[Data entries]

——

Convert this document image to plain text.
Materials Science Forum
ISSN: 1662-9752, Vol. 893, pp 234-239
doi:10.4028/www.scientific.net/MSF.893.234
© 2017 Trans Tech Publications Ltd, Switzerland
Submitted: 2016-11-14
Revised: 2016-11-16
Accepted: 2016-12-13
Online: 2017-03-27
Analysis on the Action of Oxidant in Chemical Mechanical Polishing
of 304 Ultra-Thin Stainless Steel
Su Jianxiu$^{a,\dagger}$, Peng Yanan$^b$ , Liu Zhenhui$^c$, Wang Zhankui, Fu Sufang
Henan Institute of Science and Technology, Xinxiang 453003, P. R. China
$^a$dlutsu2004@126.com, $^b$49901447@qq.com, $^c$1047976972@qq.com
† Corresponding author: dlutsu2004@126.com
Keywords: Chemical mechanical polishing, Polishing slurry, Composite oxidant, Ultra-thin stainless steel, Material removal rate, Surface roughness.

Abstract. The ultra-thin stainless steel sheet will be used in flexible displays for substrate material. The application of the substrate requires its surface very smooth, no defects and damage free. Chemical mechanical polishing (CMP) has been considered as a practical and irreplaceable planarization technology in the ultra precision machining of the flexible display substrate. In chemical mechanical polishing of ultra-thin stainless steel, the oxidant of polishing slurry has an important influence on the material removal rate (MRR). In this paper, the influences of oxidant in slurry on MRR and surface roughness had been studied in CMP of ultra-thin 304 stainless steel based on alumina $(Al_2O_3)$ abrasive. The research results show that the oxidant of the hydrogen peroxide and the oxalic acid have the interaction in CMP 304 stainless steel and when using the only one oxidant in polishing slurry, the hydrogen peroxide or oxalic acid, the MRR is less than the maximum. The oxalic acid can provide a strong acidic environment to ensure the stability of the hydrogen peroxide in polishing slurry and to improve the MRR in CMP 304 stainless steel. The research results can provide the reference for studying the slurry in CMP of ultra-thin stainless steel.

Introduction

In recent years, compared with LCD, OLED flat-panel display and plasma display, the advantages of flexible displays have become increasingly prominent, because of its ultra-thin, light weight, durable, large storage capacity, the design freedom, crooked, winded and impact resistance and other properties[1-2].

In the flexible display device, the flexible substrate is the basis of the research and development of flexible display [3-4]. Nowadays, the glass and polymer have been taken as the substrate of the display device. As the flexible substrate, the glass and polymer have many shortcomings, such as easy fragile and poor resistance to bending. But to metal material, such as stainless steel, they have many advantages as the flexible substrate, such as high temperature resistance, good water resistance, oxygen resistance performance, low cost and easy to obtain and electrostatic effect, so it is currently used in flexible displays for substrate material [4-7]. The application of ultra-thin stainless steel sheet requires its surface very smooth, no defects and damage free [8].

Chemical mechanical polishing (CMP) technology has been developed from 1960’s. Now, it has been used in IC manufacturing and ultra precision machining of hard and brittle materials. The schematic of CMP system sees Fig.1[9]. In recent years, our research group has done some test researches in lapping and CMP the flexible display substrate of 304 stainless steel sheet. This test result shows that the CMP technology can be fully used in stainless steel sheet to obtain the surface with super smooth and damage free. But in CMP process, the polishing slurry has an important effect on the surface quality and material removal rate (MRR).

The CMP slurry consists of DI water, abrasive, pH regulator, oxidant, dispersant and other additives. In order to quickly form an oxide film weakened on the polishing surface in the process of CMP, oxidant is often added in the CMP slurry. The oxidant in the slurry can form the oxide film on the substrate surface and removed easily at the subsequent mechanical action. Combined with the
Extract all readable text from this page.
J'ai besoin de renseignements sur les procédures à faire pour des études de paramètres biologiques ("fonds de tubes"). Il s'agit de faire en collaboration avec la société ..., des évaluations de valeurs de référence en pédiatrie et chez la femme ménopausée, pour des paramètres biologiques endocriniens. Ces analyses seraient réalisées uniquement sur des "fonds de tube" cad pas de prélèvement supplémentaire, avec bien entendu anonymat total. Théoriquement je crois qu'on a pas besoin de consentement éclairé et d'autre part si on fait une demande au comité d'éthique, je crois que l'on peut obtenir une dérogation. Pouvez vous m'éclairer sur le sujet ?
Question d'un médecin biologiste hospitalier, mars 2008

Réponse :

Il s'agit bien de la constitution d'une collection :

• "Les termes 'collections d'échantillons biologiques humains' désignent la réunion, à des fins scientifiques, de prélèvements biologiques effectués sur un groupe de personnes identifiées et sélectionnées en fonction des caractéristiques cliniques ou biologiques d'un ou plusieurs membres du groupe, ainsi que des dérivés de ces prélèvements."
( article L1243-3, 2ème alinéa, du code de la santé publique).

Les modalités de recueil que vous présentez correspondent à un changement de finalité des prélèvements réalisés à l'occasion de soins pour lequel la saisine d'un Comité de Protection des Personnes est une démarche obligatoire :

——

Tally up the lines in the records containing the word "agit", then give the count and nothing else.

2